Read the records below and copy each line that contains "color".

[Dataset entries on figures]

==================================================

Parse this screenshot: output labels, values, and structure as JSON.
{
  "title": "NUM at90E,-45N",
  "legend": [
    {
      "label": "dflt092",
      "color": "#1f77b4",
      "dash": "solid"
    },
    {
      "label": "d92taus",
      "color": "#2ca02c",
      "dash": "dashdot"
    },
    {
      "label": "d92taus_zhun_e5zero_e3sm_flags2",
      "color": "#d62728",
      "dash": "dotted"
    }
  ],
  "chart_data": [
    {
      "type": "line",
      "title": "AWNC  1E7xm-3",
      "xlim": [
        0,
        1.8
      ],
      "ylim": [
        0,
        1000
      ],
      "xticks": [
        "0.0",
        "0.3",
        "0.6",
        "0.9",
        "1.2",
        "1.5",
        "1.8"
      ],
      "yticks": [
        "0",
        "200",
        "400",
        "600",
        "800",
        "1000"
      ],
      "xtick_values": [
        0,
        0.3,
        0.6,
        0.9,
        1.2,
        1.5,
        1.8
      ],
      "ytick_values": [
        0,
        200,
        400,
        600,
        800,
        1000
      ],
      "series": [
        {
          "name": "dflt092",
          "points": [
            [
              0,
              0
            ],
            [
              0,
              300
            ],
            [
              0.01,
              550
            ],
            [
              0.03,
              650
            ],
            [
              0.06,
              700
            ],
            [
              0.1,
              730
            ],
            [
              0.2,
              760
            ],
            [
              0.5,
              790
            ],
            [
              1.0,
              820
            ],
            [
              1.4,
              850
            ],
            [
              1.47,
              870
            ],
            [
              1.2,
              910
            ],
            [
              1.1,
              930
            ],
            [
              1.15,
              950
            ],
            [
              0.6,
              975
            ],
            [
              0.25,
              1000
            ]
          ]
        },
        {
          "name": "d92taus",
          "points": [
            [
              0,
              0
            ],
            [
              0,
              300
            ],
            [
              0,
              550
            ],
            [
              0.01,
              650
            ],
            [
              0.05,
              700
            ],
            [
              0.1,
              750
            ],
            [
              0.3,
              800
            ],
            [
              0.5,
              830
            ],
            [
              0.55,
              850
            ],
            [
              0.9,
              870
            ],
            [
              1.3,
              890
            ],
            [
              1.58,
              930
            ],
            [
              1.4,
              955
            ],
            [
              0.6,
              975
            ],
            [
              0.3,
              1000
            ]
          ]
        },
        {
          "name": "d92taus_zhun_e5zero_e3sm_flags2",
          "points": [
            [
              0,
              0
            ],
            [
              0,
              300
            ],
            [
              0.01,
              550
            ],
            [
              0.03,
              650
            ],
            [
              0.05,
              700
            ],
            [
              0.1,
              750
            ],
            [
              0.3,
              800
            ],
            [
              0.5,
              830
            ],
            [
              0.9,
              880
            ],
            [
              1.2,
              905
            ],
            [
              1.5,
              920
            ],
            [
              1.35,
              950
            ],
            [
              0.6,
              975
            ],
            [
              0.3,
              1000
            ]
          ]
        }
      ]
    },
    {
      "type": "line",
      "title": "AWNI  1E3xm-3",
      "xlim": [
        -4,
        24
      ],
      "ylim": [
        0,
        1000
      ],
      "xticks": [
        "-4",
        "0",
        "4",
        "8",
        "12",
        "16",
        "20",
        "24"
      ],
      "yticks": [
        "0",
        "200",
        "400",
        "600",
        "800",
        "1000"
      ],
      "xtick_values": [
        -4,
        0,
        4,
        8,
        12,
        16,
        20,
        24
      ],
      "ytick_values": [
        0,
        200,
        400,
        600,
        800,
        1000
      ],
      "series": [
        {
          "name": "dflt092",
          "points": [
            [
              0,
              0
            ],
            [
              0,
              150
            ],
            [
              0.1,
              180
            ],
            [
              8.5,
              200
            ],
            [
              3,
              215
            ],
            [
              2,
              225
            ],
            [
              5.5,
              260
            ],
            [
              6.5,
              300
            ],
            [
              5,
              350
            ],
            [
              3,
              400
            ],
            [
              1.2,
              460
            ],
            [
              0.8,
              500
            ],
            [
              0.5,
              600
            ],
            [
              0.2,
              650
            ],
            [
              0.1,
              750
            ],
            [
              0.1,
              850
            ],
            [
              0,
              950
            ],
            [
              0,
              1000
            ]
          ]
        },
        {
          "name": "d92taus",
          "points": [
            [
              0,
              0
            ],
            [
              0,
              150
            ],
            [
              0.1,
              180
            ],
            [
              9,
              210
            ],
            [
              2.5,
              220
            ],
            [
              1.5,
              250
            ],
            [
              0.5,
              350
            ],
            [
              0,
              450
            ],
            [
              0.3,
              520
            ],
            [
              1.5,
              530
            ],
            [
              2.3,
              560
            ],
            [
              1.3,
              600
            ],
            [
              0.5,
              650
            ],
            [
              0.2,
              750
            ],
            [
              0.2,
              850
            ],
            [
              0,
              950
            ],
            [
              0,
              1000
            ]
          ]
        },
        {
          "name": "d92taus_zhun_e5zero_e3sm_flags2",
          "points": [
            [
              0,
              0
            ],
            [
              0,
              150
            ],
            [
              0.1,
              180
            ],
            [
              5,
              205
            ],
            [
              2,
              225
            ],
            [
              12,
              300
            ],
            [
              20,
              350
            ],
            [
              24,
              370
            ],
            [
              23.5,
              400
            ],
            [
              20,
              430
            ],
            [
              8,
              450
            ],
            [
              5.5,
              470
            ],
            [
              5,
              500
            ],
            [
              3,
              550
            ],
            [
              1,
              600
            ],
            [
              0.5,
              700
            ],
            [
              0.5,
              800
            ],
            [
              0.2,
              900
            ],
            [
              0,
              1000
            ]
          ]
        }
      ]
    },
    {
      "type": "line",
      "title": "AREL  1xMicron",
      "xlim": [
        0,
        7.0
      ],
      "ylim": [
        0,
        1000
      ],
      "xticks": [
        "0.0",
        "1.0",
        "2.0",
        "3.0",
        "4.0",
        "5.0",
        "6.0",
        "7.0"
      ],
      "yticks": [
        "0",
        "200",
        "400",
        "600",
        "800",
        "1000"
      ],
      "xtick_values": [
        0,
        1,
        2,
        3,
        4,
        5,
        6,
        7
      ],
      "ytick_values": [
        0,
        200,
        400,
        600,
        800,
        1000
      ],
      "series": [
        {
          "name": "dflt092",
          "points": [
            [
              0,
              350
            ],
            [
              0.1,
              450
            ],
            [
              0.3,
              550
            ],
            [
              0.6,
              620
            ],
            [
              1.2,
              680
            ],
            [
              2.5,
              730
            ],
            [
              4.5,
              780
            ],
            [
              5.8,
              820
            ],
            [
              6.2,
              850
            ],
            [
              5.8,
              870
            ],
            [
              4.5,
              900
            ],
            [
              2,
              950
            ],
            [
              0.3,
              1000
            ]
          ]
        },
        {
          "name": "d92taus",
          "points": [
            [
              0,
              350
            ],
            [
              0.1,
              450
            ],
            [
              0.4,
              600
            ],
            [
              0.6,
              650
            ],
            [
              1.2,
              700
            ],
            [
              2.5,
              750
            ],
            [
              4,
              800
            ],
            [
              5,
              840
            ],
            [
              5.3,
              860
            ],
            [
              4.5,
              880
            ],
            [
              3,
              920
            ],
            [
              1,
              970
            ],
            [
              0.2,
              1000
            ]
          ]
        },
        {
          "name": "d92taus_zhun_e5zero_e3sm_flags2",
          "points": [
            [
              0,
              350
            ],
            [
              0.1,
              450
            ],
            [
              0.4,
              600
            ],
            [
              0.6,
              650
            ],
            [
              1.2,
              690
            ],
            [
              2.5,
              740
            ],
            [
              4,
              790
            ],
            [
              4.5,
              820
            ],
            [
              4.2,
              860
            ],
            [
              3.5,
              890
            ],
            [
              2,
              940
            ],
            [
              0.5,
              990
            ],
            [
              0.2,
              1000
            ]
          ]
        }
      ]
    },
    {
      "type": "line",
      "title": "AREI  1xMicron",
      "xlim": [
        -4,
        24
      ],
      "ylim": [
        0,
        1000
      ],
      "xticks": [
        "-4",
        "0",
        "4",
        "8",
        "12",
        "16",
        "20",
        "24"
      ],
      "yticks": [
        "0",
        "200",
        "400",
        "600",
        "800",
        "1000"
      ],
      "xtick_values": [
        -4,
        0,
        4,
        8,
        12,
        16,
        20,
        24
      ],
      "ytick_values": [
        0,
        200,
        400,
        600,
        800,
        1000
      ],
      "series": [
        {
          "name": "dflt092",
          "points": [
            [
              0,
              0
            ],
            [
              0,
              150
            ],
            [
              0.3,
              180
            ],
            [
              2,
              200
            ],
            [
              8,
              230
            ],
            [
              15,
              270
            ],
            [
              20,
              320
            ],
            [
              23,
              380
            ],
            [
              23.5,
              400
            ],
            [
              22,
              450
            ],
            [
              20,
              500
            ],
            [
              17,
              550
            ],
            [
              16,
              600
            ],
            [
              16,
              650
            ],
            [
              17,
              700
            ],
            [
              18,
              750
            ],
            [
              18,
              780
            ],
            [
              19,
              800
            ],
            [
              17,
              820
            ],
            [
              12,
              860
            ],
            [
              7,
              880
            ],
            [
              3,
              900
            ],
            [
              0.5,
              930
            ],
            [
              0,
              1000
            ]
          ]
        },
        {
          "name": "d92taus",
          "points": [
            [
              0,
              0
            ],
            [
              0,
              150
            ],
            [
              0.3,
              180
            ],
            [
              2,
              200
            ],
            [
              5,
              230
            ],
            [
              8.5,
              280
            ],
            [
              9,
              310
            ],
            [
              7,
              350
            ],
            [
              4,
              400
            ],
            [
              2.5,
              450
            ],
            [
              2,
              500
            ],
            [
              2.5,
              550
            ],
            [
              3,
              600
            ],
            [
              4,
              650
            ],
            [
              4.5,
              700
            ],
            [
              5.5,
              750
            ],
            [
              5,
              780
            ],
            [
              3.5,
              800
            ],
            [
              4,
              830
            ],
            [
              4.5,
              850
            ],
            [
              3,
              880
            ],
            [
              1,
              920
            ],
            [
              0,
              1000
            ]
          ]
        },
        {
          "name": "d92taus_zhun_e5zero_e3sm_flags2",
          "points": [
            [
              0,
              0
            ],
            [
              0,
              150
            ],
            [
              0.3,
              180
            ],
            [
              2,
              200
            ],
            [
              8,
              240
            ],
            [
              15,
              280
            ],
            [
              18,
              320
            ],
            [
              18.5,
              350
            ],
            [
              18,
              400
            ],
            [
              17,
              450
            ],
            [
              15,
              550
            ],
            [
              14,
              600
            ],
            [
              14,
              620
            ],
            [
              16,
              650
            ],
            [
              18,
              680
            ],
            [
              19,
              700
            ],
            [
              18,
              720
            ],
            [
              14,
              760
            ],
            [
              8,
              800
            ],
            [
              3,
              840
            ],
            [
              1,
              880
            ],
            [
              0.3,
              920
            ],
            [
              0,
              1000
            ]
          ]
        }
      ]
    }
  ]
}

==================================================

# Written reply:
      "color": "#1f77b4",
      "color": "#2ca02c",
      "color": "#d62728",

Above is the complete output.